> Given records:
[Start]
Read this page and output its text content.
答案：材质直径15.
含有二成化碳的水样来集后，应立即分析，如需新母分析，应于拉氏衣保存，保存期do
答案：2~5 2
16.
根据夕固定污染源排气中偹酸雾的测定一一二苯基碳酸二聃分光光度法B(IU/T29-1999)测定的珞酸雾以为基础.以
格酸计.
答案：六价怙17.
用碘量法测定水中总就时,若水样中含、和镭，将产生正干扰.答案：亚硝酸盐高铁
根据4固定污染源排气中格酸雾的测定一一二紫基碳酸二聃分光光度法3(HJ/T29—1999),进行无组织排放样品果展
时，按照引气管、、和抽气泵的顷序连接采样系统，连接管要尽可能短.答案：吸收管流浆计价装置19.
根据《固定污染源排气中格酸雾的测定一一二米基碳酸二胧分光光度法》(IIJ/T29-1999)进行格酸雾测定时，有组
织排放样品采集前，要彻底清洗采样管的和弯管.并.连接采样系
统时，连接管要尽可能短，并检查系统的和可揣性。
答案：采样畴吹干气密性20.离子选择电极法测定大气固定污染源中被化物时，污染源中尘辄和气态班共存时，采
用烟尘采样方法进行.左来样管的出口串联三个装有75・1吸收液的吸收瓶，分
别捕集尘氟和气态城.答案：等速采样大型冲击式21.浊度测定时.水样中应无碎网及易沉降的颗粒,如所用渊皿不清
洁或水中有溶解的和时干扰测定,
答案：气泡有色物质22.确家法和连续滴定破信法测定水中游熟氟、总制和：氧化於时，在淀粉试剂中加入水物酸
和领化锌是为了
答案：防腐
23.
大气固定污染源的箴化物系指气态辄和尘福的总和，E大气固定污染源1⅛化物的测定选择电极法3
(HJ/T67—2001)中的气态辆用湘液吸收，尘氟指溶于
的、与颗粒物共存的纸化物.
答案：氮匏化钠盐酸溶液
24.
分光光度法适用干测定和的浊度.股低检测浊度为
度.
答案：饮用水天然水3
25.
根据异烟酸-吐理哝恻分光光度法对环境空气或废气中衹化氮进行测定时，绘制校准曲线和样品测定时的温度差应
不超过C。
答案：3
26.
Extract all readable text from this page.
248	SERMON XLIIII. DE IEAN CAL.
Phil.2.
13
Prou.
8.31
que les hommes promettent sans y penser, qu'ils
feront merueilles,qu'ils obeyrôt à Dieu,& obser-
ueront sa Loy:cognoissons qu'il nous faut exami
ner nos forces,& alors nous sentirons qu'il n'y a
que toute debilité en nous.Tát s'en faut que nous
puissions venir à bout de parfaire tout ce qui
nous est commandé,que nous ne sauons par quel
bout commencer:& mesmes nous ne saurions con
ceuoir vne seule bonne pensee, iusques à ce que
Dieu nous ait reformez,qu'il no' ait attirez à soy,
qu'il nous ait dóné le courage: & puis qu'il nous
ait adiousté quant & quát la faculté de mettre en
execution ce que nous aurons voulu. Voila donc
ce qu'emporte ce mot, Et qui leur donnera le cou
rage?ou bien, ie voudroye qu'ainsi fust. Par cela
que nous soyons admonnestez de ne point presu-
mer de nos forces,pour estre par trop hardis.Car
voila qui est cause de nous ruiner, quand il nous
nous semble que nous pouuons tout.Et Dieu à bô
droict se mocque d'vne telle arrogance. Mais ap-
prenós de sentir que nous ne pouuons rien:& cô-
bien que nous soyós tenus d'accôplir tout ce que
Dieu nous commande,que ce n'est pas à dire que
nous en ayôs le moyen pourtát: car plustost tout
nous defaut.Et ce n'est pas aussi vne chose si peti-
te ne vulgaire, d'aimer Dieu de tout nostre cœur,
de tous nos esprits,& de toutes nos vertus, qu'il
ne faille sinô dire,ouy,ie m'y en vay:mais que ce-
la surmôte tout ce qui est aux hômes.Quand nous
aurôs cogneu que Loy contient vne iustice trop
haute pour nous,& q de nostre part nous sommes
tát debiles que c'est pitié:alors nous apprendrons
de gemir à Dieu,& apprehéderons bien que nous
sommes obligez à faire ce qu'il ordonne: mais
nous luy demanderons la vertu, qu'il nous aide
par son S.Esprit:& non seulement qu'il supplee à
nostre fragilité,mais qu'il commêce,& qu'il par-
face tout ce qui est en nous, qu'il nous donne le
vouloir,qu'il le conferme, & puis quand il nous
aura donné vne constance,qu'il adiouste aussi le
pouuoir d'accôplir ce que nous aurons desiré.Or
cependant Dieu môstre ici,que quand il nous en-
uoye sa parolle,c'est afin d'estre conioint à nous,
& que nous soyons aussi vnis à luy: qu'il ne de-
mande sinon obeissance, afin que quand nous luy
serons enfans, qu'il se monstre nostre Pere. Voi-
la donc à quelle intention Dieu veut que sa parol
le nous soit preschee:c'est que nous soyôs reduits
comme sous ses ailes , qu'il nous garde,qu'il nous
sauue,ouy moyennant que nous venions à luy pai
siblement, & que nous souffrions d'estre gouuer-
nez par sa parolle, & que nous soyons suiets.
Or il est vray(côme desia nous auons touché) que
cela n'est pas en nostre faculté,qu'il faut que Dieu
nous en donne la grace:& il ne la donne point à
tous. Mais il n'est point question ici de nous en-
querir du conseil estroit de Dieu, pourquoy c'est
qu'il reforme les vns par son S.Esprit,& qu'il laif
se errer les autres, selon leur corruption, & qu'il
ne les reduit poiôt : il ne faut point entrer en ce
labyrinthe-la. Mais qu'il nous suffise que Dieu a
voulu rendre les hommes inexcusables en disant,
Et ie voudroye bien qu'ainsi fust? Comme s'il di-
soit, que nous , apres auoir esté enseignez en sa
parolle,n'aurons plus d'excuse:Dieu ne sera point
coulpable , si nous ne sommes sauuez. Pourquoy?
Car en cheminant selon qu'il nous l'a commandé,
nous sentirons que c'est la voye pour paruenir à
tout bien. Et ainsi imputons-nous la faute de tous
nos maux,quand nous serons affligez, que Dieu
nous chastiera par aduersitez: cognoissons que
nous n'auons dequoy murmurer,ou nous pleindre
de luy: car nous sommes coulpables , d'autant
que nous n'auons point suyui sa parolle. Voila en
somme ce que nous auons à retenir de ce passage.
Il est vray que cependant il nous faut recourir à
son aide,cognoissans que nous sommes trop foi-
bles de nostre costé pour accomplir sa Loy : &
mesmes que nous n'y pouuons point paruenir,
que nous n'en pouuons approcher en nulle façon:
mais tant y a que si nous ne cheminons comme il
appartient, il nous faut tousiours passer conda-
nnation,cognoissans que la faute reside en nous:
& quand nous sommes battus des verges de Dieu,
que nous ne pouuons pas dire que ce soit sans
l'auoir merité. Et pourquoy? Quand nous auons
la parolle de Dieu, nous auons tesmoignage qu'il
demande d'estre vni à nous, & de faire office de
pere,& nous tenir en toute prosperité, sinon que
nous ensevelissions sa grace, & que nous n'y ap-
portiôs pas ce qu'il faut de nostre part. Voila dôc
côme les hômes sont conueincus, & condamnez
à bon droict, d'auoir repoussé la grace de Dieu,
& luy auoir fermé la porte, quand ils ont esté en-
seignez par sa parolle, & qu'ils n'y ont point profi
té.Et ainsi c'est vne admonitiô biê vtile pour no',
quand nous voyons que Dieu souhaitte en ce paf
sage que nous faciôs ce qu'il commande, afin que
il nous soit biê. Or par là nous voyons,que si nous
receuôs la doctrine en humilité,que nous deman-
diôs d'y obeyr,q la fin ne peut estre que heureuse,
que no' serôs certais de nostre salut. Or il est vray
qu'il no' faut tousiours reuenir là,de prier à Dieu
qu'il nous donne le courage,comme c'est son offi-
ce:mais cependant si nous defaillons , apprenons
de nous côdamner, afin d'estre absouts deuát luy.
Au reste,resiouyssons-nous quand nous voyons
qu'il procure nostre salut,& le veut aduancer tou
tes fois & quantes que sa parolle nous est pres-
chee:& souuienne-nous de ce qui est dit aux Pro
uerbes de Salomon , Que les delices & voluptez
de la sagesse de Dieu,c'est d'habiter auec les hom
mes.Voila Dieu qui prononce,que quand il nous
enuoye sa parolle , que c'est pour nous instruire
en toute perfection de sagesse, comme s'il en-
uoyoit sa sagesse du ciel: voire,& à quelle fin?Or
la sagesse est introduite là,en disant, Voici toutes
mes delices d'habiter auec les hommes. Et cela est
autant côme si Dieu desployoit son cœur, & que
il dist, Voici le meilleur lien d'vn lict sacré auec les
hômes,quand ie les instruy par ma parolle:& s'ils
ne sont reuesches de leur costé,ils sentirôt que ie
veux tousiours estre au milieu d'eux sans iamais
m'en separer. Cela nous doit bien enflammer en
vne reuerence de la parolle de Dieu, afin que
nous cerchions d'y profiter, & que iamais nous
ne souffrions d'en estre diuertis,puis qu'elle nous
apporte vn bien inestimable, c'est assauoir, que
[End]
> Written problem:
From the entries above, return each line with the word "sommes" in it.

> Answer to this problem:
haute pour nous,& q de nostre part nous sommes
sommes obligez à faire ce qu'il ordonne: mais
coulpable , si nous ne sommes sauuez. Pourquoy?
de luy: car nous sommes coulpables , d'autant
son aide,cognoissans que nous sommes trop foi-
& quand nous sommes battus des verges de Dieu,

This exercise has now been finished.